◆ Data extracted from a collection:
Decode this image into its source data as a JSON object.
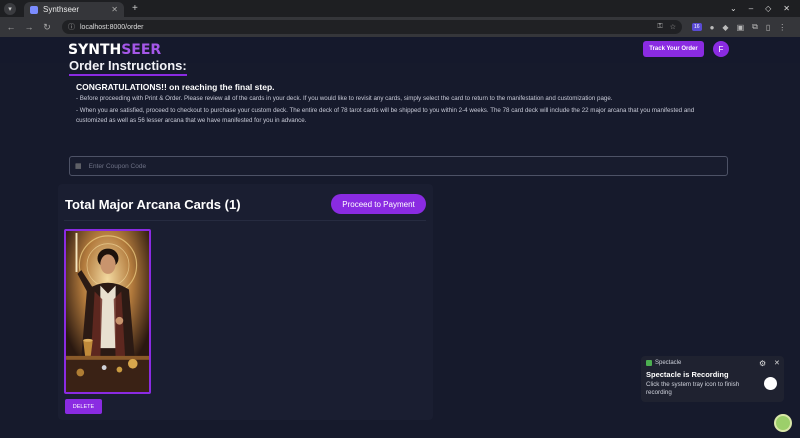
{
  "browser": {
    "tab_title": "Synthseer",
    "new_tab": "+",
    "url": "localhost:8000/order",
    "ext_badge": "16"
  },
  "header": {
    "logo_part1": "SYNTH",
    "logo_part2": "SEER",
    "track_order": "Track Your Order",
    "avatar_letter": "F"
  },
  "instructions": {
    "title": "Order Instructions:",
    "congrats": "CONGRATULATIONS!! on reaching the final step.",
    "line1": "- Before proceeding with Print & Order. Please review all of the cards in your deck. If you would like to revisit any cards, simply select the card to return to the manifestation and customization page.",
    "line2": "- When you are satisfied, proceed to checkout to purchase your custom deck. The entire deck of 78 tarot cards will be shipped to you within 2-4 weeks. The 78 card deck will include the 22 major arcana that you manifested and customized as well as 56 lesser arcana that we have manifested for you in advance."
  },
  "coupon": {
    "placeholder": "Enter Coupon Code",
    "value": ""
  },
  "cards": {
    "title": "Total Major Arcana Cards (1)",
    "proceed": "Proceed to Payment",
    "delete": "DELETE"
  },
  "notification": {
    "app": "Spectacle",
    "title": "Spectacle is Recording",
    "message": "Click the system tray icon to finish recording"
  },
  "colors": {
    "accent": "#8a2be2",
    "background": "#161a2c"
  }
}
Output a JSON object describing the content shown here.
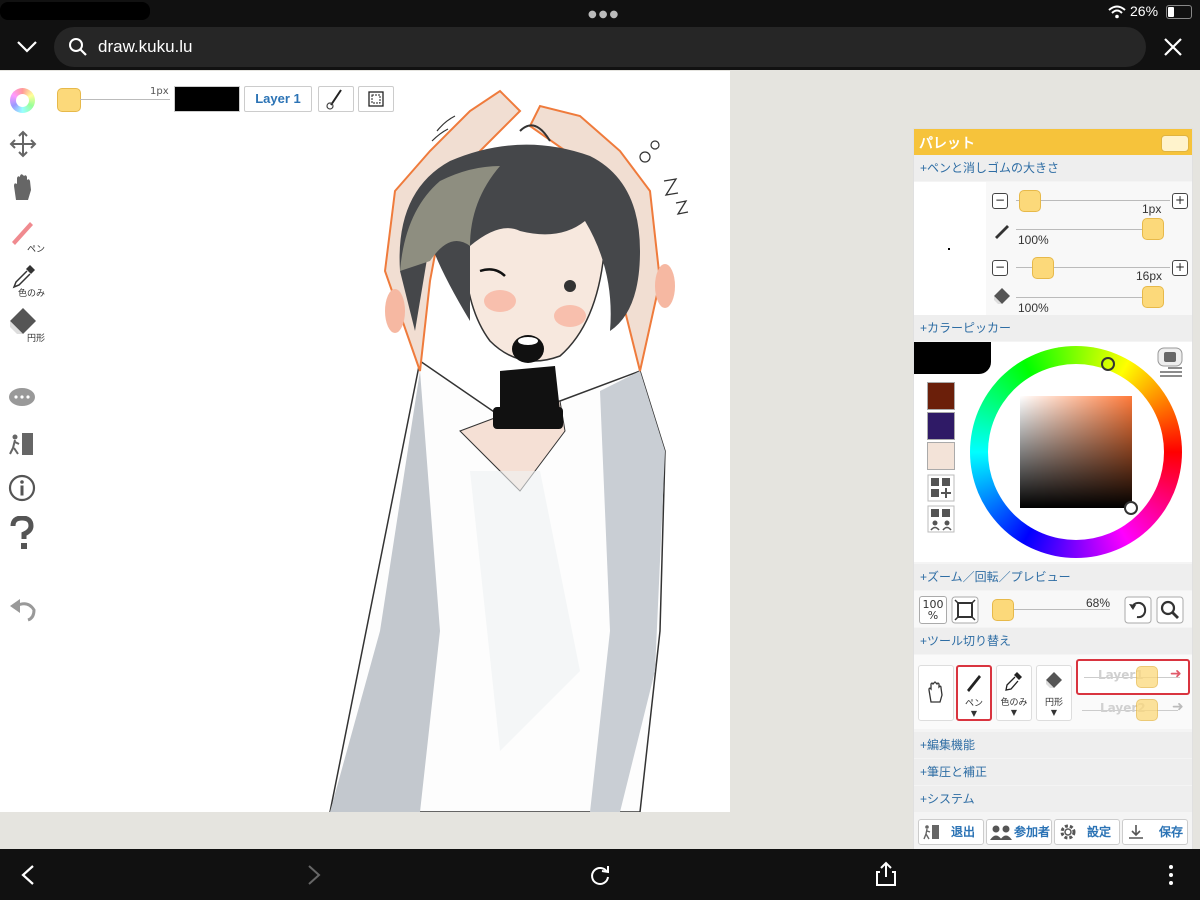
{
  "status": {
    "battery": "26%"
  },
  "browser": {
    "url": "draw.kuku.lu"
  },
  "top_toolbar": {
    "size_label": "1px",
    "layer_button": "Layer 1"
  },
  "left_tools": {
    "pen": "ペン",
    "eyedropper": "色のみ",
    "eraser": "円形"
  },
  "palette": {
    "title": "パレット",
    "sections": {
      "size": "+ペンと消しゴムの大きさ",
      "color": "+カラーピッカー",
      "zoom": "+ズーム／回転／プレビュー",
      "tool_switch": "+ツール切り替え",
      "edit": "+編集機能",
      "pressure": "+筆圧と補正",
      "system": "+システム"
    },
    "pen_size": "1px",
    "pen_opacity": "100%",
    "eraser_size": "16px",
    "eraser_opacity": "100%",
    "zoom_reset": "100",
    "zoom_unit": "%",
    "zoom_value": "68%",
    "tools": {
      "pen": "ペン",
      "eyedropper": "色のみ",
      "eraser": "円形"
    },
    "layers": [
      "Layer1",
      "Layer2"
    ],
    "bottom_buttons": {
      "exit": "退出",
      "participants": "参加者",
      "settings": "設定",
      "save": "保存"
    },
    "swatches": [
      "#6b1f0a",
      "#2f1a66",
      "#f3e3d8"
    ]
  },
  "colors": {
    "accent_yellow": "#f6c33b",
    "current_color": "#000000",
    "layer_highlight": "#d9343f"
  }
}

◆ What this task involves:
Set down the material above as is, without any pictures.

◆ The reply:
Decode this image into its source data as a JSON object.
{
  "browser": {
    "tab_title": "Synthseer",
    "new_tab": "+",
    "url": "localhost:8000/order",
    "ext_badge": "16"
  },
  "header": {
    "logo_part1": "SYNTH",
    "logo_part2": "SEER",
    "track_order": "Track Your Order",
    "avatar_letter": "F"
  },
  "instructions": {
    "title": "Order Instructions:",
    "congrats": "CONGRATULATIONS!! on reaching the final step.",
    "line1": "- Before proceeding with Print & Order. Please review all of the cards in your deck. If you would like to revisit any cards, simply select the card to return to the manifestation and customization page.",
    "line2": "- When you are satisfied, proceed to checkout to purchase your custom deck. The entire deck of 78 tarot cards will be shipped to you within 2-4 weeks. The 78 card deck will include the 22 major arcana that you manifested and customized as well as 56 lesser arcana that we have manifested for you in advance."
  },
  "coupon": {
    "placeholder": "Enter Coupon Code",
    "value": ""
  },
  "cards": {
    "title": "Total Major Arcana Cards (1)",
    "proceed": "Proceed to Payment",
    "delete": "DELETE"
  },
  "notification": {
    "app": "Spectacle",
    "title": "Spectacle is Recording",
    "message": "Click the system tray icon to finish recording"
  },
  "colors": {
    "accent": "#8a2be2",
    "background": "#161a2c"
  }
}
Output a JSON object describing the content shown here.
{
  "status": {
    "battery": "26%"
  },
  "browser": {
    "url": "draw.kuku.lu"
  },
  "top_toolbar": {
    "size_label": "1px",
    "layer_button": "Layer 1"
  },
  "left_tools": {
    "pen": "ペン",
    "eyedropper": "色のみ",
    "eraser": "円形"
  },
  "palette": {
    "title": "パレット",
    "sections": {
      "size": "+ペンと消しゴムの大きさ",
      "color": "+カラーピッカー",
      "zoom": "+ズーム／回転／プレビュー",
      "tool_switch": "+ツール切り替え",
      "edit": "+編集機能",
      "pressure": "+筆圧と補正",
      "system": "+システム"
    },
    "pen_size": "1px",
    "pen_opacity": "100%",
    "eraser_size": "16px",
    "eraser_opacity": "100%",
    "zoom_reset": "100",
    "zoom_unit": "%",
    "zoom_value": "68%",
    "tools": {
      "pen": "ペン",
      "eyedropper": "色のみ",
      "eraser": "円形"
    },
    "layers": [
      "Layer1",
      "Layer2"
    ],
    "bottom_buttons": {
      "exit": "退出",
      "participants": "参加者",
      "settings": "設定",
      "save": "保存"
    },
    "swatches": [
      "#6b1f0a",
      "#2f1a66",
      "#f3e3d8"
    ]
  },
  "colors": {
    "accent_yellow": "#f6c33b",
    "current_color": "#000000",
    "layer_highlight": "#d9343f"
  }
}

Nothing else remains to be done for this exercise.